Stored items from a collection:
========

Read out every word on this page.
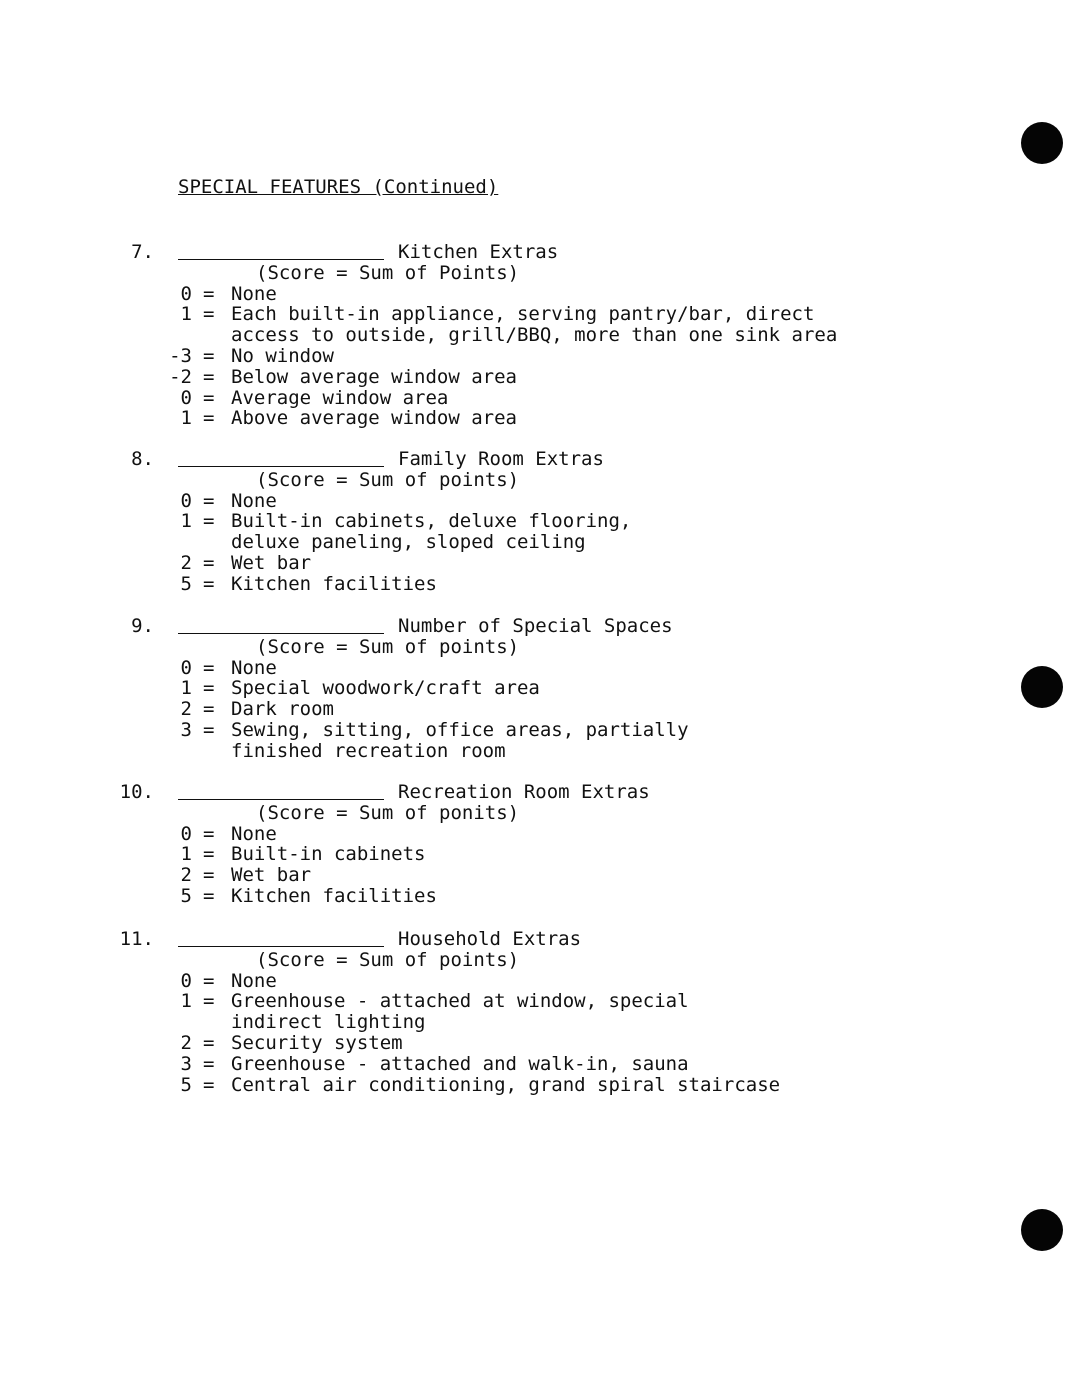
SPECIAL FEATURES (Continued)
7.	Kitchen Extras
(Score = Sum of Points)
0 = None
1 = Each built-in appliance, serving pantry/bar, direct
access to outside, grill/BBQ, more than one sink area
-3 = No window
-2 = Below average window area
0 = Average window area
1 = Above average window area
8.	Family Room Extras
(Score = Sum of points)
0 = None
1 = Built-in cabinets, deluxe flooring,
deluxe paneling, sloped ceiling
2 = Wet bar
5 = Kitchen facilities
9.	Number of Special Spaces
(Score = Sum of points)
0 = None
1 = Special woodwork/craft area
2 = Dark room
3 = Sewing, sitting, office areas, partially
finished recreation room
10.	Recreation Room Extras
(Score = Sum of ponits)
0 = None
1 = Built-in cabinets
2 = Wet bar
5 = Kitchen facilities
11.	Household Extras
(Score = Sum of points)
0 = None
1 = Greenhouse - attached at window, special
indirect lighting
2 = Security system
3 = Greenhouse - attached and walk-in, sauna
5 = Central air conditioning, grand spiral staircase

========

What you need to do → Leave the pictures out and reproduce all of the records exactly.

Result for this exercise →
Read out every word on this page.
SPECIAL FEATURES (Continued)
7.	Kitchen Extras
(Score = Sum of Points)
0 = None
1 = Each built-in appliance, serving pantry/bar, direct
access to outside, grill/BBQ, more than one sink area
-3 = No window
-2 = Below average window area
0 = Average window area
1 = Above average window area
8.	Family Room Extras
(Score = Sum of points)
0 = None
1 = Built-in cabinets, deluxe flooring,
deluxe paneling, sloped ceiling
2 = Wet bar
5 = Kitchen facilities
9.	Number of Special Spaces
(Score = Sum of points)
0 = None
1 = Special woodwork/craft area
2 = Dark room
3 = Sewing, sitting, office areas, partially
finished recreation room
10.	Recreation Room Extras
(Score = Sum of ponits)
0 = None
1 = Built-in cabinets
2 = Wet bar
5 = Kitchen facilities
11.	Household Extras
(Score = Sum of points)
0 = None
1 = Greenhouse - attached at window, special
indirect lighting
2 = Security system
3 = Greenhouse - attached and walk-in, sauna
5 = Central air conditioning, grand spiral staircase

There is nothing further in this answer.